• TASK DETAILS: Your task is to repeat the entries word for word while leaving out the pictures.
Start of ITEMS
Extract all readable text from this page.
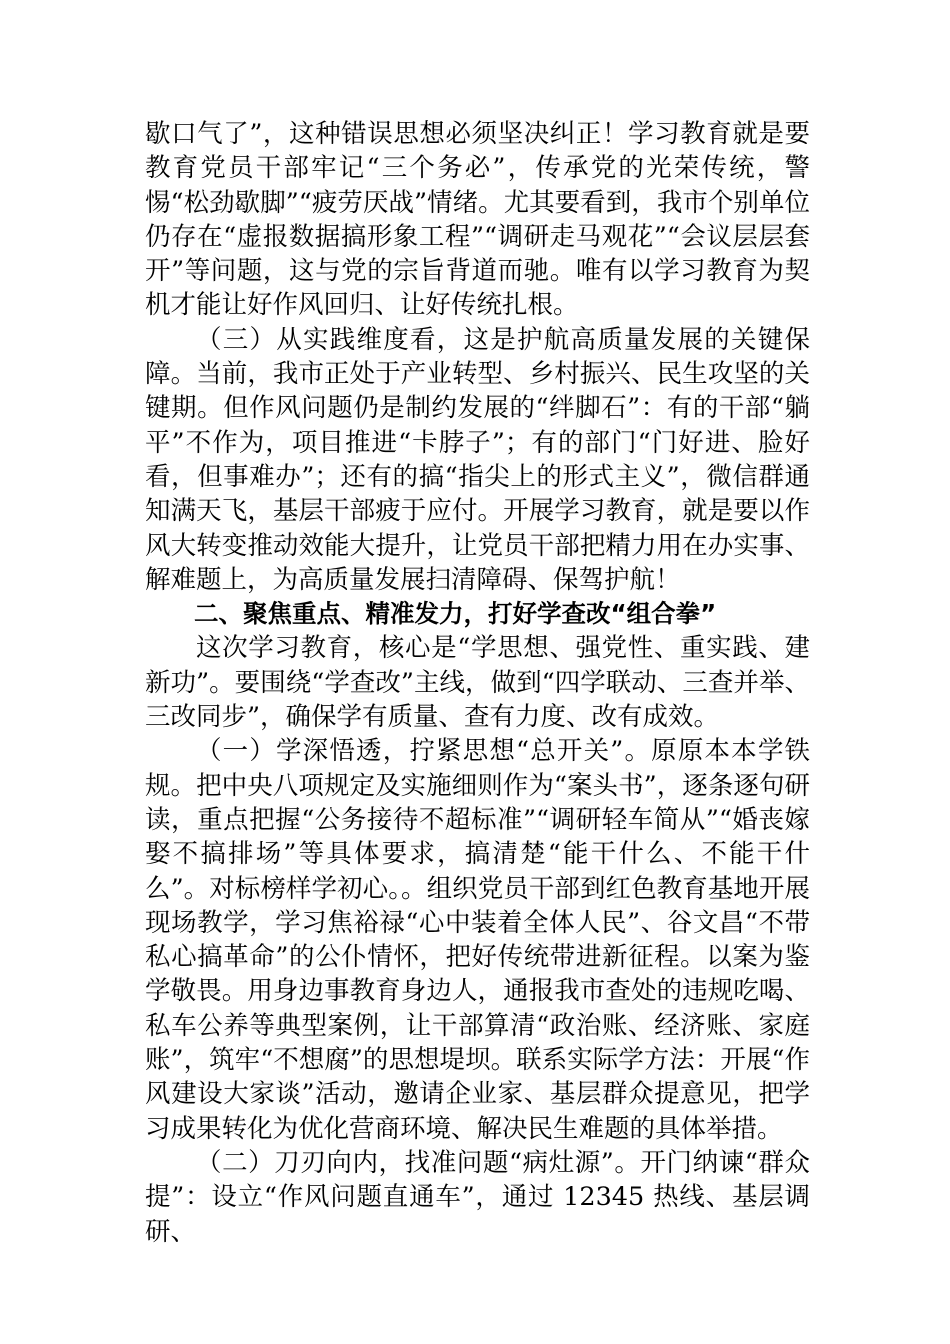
歇口气了”，这种错误思想必须坚决纠正！学习教育就是要教育党员干部牢记“三个务必”，传承党的光荣传统，警惕“松劲歇脚”“疲劳厌战”情绪。尤其要看到，我市个别单位仍存在“虚报数据搞形象工程”“调研走马观花”“会议层层套开”等问题，这与党的宗旨背道而驰。唯有以学习教育为契机才能让好作风回归、让好传统扎根。

（三）从实践维度看，这是护航高质量发展的关键保障。当前，我市正处于产业转型、乡村振兴、民生攻坚的关键期。但作风问题仍是制约发展的“绊脚石”：有的干部“躺平”不作为，项目推进“卡脖子”；有的部门“门好进、脸好看，但事难办”；还有的搞“指尖上的形式主义”，微信群通知满天飞，基层干部疲于应付。开展学习教育，就是要以作风大转变推动效能大提升，让党员干部把精力用在办实事、解难题上，为高质量发展扫清障碍、保驾护航！

二、聚焦重点、精准发力，打好学查改“组合拳”

这次学习教育，核心是“学思想、强党性、重实践、建新功”。要围绕“学查改”主线，做到“四学联动、三查并举、三改同步”，确保学有质量、查有力度、改有成效。

（一）学深悟透，拧紧思想“总开关”。原原本本学铁规。把中央八项规定及实施细则作为“案头书”，逐条逐句研读，重点把握“公务接待不超标准”“调研轻车简从”“婚丧嫁娶不搞排场”等具体要求，搞清楚“能干什么、不能干什么”。对标榜样学初心。。组织党员干部到红色教育基地开展现场教学，学习焦裕禄“心中装着全体人民”、谷文昌“不带私心搞革命”的公仆情怀，把好传统带进新征程。以案为鉴学敬畏。用身边事教育身边人，通报我市查处的违规吃喝、私车公养等典型案例，让干部算清“政治账、经济账、家庭账”，筑牢“不想腐”的思想堤坝。联系实际学方法：开展“作风建设大家谈”活动，邀请企业家、基层群众提意见，把学习成果转化为优化营商环境、解决民生难题的具体举措。

（二）刀刃向内，找准问题“病灶源”。开门纳谏“群众提”：设立“作风问题直通车”，通过 12345 热线、基层调研、
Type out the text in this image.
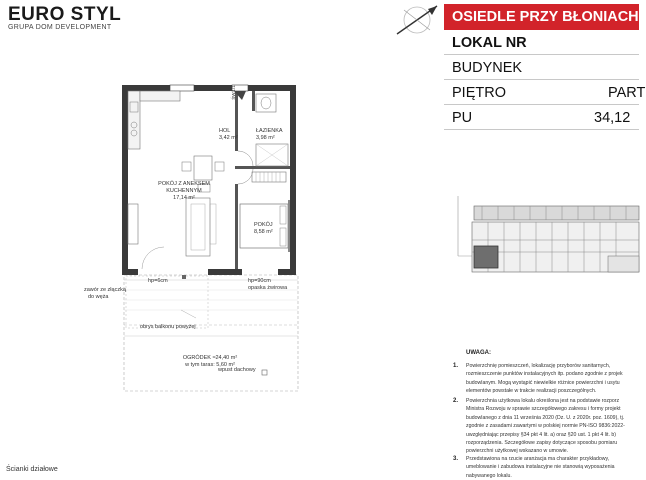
EURO STYL
GRUPA DOM DEVELOPMENT
OSIEDLE PRZY BŁONIACH
LOKAL NR
BUDYNEK
PIĘTRO	PART
PU	34,12
POKÓJ Z ANEKSEM
KUCHENNYM
17,14 m²
HOL
3,42 m²
ŁAZIENKA
3,98 m²
POKÓJ
8,58 m²
ŚW.1/1
hp=6cm	hp=90cm
opaska żwirowa
zawór ze złączką
do węża
obrys balkonu powyżej
ОGRÓDEK ≈24,40 m²
w tym taras: 5,60 m²
wpust dachowy
UWAGA:
1. Powierzchnię pomieszczeń, lokalizację przyborów sanitarnych,
rozmieszczenie punktów instalacyjnych itp. podano zgodnie z projek
budowlanym. Mogą wystąpić niewielkie różnice powierzchni i usytu
elementów powstałe w trakcie realizacji poszczególnych.
2. Powierzchnia użytkowa lokalu określona jest na podstawie rozporz
Ministra Rozwoju w sprawie szczegółowego zakresu i formy projekt
budowlanego z dnia 11 września 2020 (Dz. U. z 2020r. poz. 1609), tj.
zgodnie z zasadami zawartymi w polskiej normie PN-ISO 9836:2022-
uwzględniając przepisy §34 pkt 4 lit. a) oraz §20 ust. 1 pkt 4 lit. b)
rozporządzenia. Szczegółowe zapisy dotyczące sposobu pomiaru
powierzchni użytkowej wskazano w umowie.
3. Przedstawiona na rzucie aranżacja ma charakter przykładowy,
umeblowanie i zabudowa instalacyjne nie stanowią wyposażenia
nabywanego lokalu.
Ścianki działowe
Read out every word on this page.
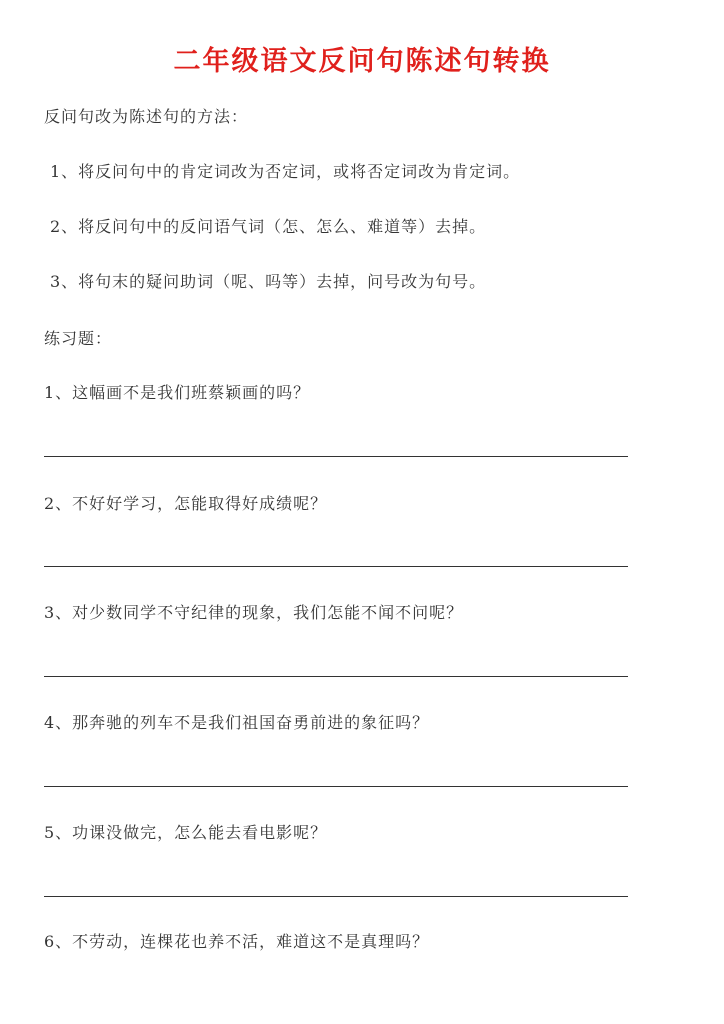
二年级语文反问句陈述句转换
反问句改为陈述句的方法：
1、将反问句中的肯定词改为否定词，或将否定词改为肯定词。
2、将反问句中的反问语气词（怎、怎么、难道等）去掉。
3、将句末的疑问助词（呢、吗等）去掉，问号改为句号。
练习题：
1、这幅画不是我们班蔡颖画的吗？
2、不好好学习，怎能取得好成绩呢？
3、对少数同学不守纪律的现象，我们怎能不闻不问呢？
4、那奔驰的列车不是我们祖国奋勇前进的象征吗？
5、功课没做完，怎么能去看电影呢？
6、不劳动，连棵花也养不活，难道这不是真理吗？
End of ITEMS
• RESULT OF THIS TASK:
Extract all readable text from this page.
歇口气了”，这种错误思想必须坚决纠正！学习教育就是要教育党员干部牢记“三个务必”，传承党的光荣传统，警惕“松劲歇脚”“疲劳厌战”情绪。尤其要看到，我市个别单位仍存在“虚报数据搞形象工程”“调研走马观花”“会议层层套开”等问题，这与党的宗旨背道而驰。唯有以学习教育为契机才能让好作风回归、让好传统扎根。

（三）从实践维度看，这是护航高质量发展的关键保障。当前，我市正处于产业转型、乡村振兴、民生攻坚的关键期。但作风问题仍是制约发展的“绊脚石”：有的干部“躺平”不作为，项目推进“卡脖子”；有的部门“门好进、脸好看，但事难办”；还有的搞“指尖上的形式主义”，微信群通知满天飞，基层干部疲于应付。开展学习教育，就是要以作风大转变推动效能大提升，让党员干部把精力用在办实事、解难题上，为高质量发展扫清障碍、保驾护航！

二、聚焦重点、精准发力，打好学查改“组合拳”

这次学习教育，核心是“学思想、强党性、重实践、建新功”。要围绕“学查改”主线，做到“四学联动、三查并举、三改同步”，确保学有质量、查有力度、改有成效。

（一）学深悟透，拧紧思想“总开关”。原原本本学铁规。把中央八项规定及实施细则作为“案头书”，逐条逐句研读，重点把握“公务接待不超标准”“调研轻车简从”“婚丧嫁娶不搞排场”等具体要求，搞清楚“能干什么、不能干什么”。对标榜样学初心。。组织党员干部到红色教育基地开展现场教学，学习焦裕禄“心中装着全体人民”、谷文昌“不带私心搞革命”的公仆情怀，把好传统带进新征程。以案为鉴学敬畏。用身边事教育身边人，通报我市查处的违规吃喝、私车公养等典型案例，让干部算清“政治账、经济账、家庭账”，筑牢“不想腐”的思想堤坝。联系实际学方法：开展“作风建设大家谈”活动，邀请企业家、基层群众提意见，把学习成果转化为优化营商环境、解决民生难题的具体举措。

（二）刀刃向内，找准问题“病灶源”。开门纳谏“群众提”：设立“作风问题直通车”，通过 12345 热线、基层调研、
Type out the text in this image.
EURO STYL
GRUPA DOM DEVELOPMENT
OSIEDLE PRZY BŁONIACH
LOKAL NR
BUDYNEK
PIĘTRO	PART
PU	34,12
POKÓJ Z ANEKSEM
KUCHENNYM
17,14 m²
HOL
3,42 m²
ŁAZIENKA
3,98 m²
POKÓJ
8,58 m²
ŚW.1/1
hp=6cm	hp=90cm
opaska żwirowa
zawór ze złączką
do węża
obrys balkonu powyżej
ОGRÓDEK ≈24,40 m²
w tym taras: 5,60 m²
wpust dachowy
UWAGA:
1. Powierzchnię pomieszczeń, lokalizację przyborów sanitarnych,
rozmieszczenie punktów instalacyjnych itp. podano zgodnie z projek
budowlanym. Mogą wystąpić niewielkie różnice powierzchni i usytu
elementów powstałe w trakcie realizacji poszczególnych.
2. Powierzchnia użytkowa lokalu określona jest na podstawie rozporz
Ministra Rozwoju w sprawie szczegółowego zakresu i formy projekt
budowlanego z dnia 11 września 2020 (Dz. U. z 2020r. poz. 1609), tj.
zgodnie z zasadami zawartymi w polskiej normie PN-ISO 9836:2022-
uwzględniając przepisy §34 pkt 4 lit. a) oraz §20 ust. 1 pkt 4 lit. b)
rozporządzenia. Szczegółowe zapisy dotyczące sposobu pomiaru
powierzchni użytkowej wskazano w umowie.
3. Przedstawiona na rzucie aranżacja ma charakter przykładowy,
umeblowanie i zabudowa instalacyjne nie stanowią wyposażenia
nabywanego lokalu.
Ścianki działowe
Read out every word on this page.
二年级语文反问句陈述句转换
反问句改为陈述句的方法：
1、将反问句中的肯定词改为否定词，或将否定词改为肯定词。
2、将反问句中的反问语气词（怎、怎么、难道等）去掉。
3、将句末的疑问助词（呢、吗等）去掉，问号改为句号。
练习题：
1、这幅画不是我们班蔡颖画的吗？
2、不好好学习，怎能取得好成绩呢？
3、对少数同学不守纪律的现象，我们怎能不闻不问呢？
4、那奔驰的列车不是我们祖国奋勇前进的象征吗？
5、功课没做完，怎么能去看电影呢？
6、不劳动，连棵花也养不活，难道这不是真理吗？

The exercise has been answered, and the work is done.